TASK
Make an exact copy of all the material below, apart from the pictures.

INPUT ROWS
****************
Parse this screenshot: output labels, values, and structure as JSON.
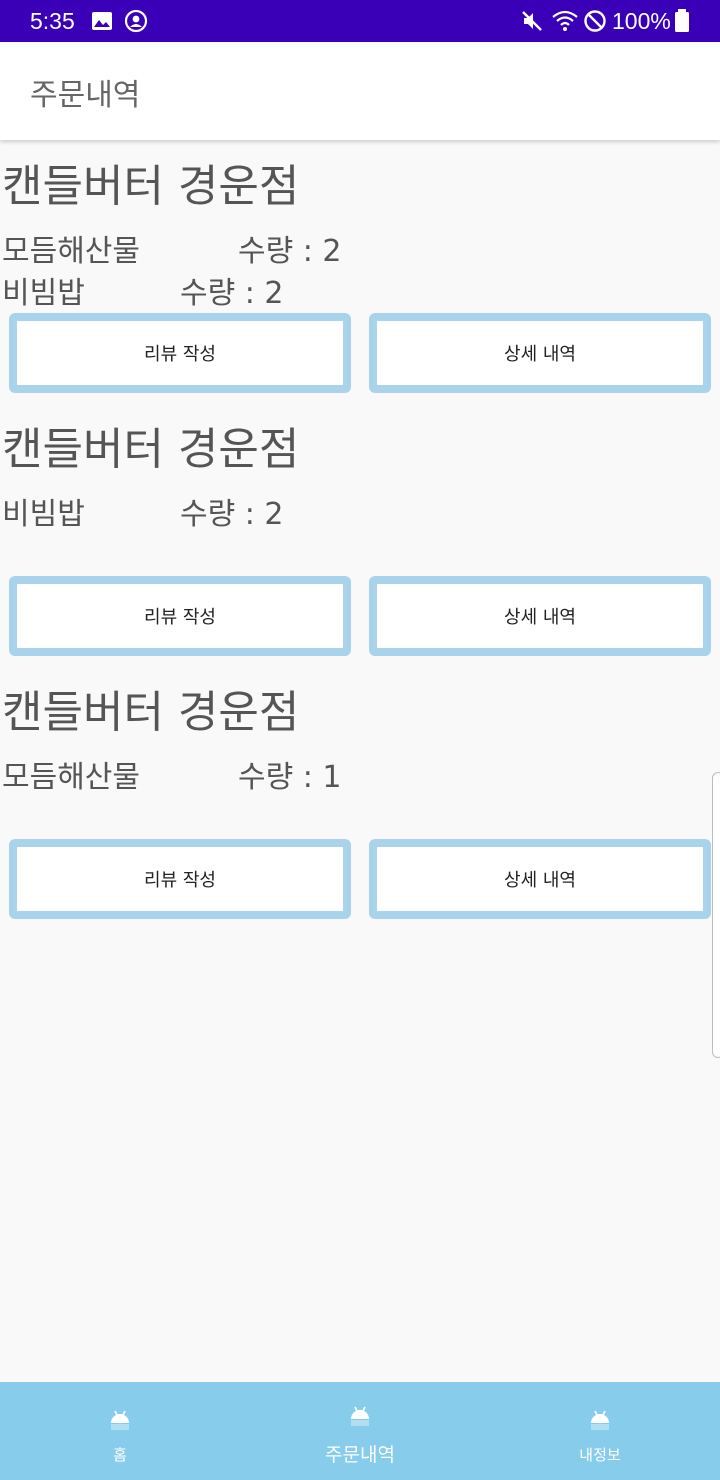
{
  "status_bar": {
    "time": "5:35",
    "battery_text": "100%",
    "icons": [
      "image-icon",
      "account-circle-icon",
      "mute-icon",
      "wifi-icon",
      "do-not-disturb-icon",
      "battery-icon"
    ]
  },
  "app_bar": {
    "title": "주문내역"
  },
  "orders": [
    {
      "store": "캔들버터 경운점",
      "items": [
        {
          "name": "모듬해산물",
          "qty": "수량 : 2"
        },
        {
          "name": "비빔밥",
          "qty": "수량 : 2"
        }
      ],
      "review_label": "리뷰 작성",
      "detail_label": "상세 내역"
    },
    {
      "store": "캔들버터 경운점",
      "items": [
        {
          "name": "비빔밥",
          "qty": "수량 : 2"
        }
      ],
      "review_label": "리뷰 작성",
      "detail_label": "상세 내역"
    },
    {
      "store": "캔들버터 경운점",
      "items": [
        {
          "name": "모듬해산물",
          "qty": "수량 : 1"
        }
      ],
      "review_label": "리뷰 작성",
      "detail_label": "상세 내역"
    }
  ],
  "bottom_nav": [
    {
      "label": "홈",
      "icon": "android-icon",
      "selected": false
    },
    {
      "label": "주문내역",
      "icon": "android-icon",
      "selected": true
    },
    {
      "label": "내정보",
      "icon": "android-icon",
      "selected": false
    }
  ],
  "colors": {
    "status_bar": "#3a00b8",
    "button_border": "#a9d3ea",
    "bottom_nav": "#87cceb",
    "text": "#555555"
  }
}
****************
EXERCISE ANSWER
Parse this screenshot: output labels, values, and structure as JSON.
{
  "status_bar": {
    "time": "5:35",
    "battery_text": "100%",
    "icons": [
      "image-icon",
      "account-circle-icon",
      "mute-icon",
      "wifi-icon",
      "do-not-disturb-icon",
      "battery-icon"
    ]
  },
  "app_bar": {
    "title": "주문내역"
  },
  "orders": [
    {
      "store": "캔들버터 경운점",
      "items": [
        {
          "name": "모듬해산물",
          "qty": "수량 : 2"
        },
        {
          "name": "비빔밥",
          "qty": "수량 : 2"
        }
      ],
      "review_label": "리뷰 작성",
      "detail_label": "상세 내역"
    },
    {
      "store": "캔들버터 경운점",
      "items": [
        {
          "name": "비빔밥",
          "qty": "수량 : 2"
        }
      ],
      "review_label": "리뷰 작성",
      "detail_label": "상세 내역"
    },
    {
      "store": "캔들버터 경운점",
      "items": [
        {
          "name": "모듬해산물",
          "qty": "수량 : 1"
        }
      ],
      "review_label": "리뷰 작성",
      "detail_label": "상세 내역"
    }
  ],
  "bottom_nav": [
    {
      "label": "홈",
      "icon": "android-icon",
      "selected": false
    },
    {
      "label": "주문내역",
      "icon": "android-icon",
      "selected": true
    },
    {
      "label": "내정보",
      "icon": "android-icon",
      "selected": false
    }
  ],
  "colors": {
    "status_bar": "#3a00b8",
    "button_border": "#a9d3ea",
    "bottom_nav": "#87cceb",
    "text": "#555555"
  }
}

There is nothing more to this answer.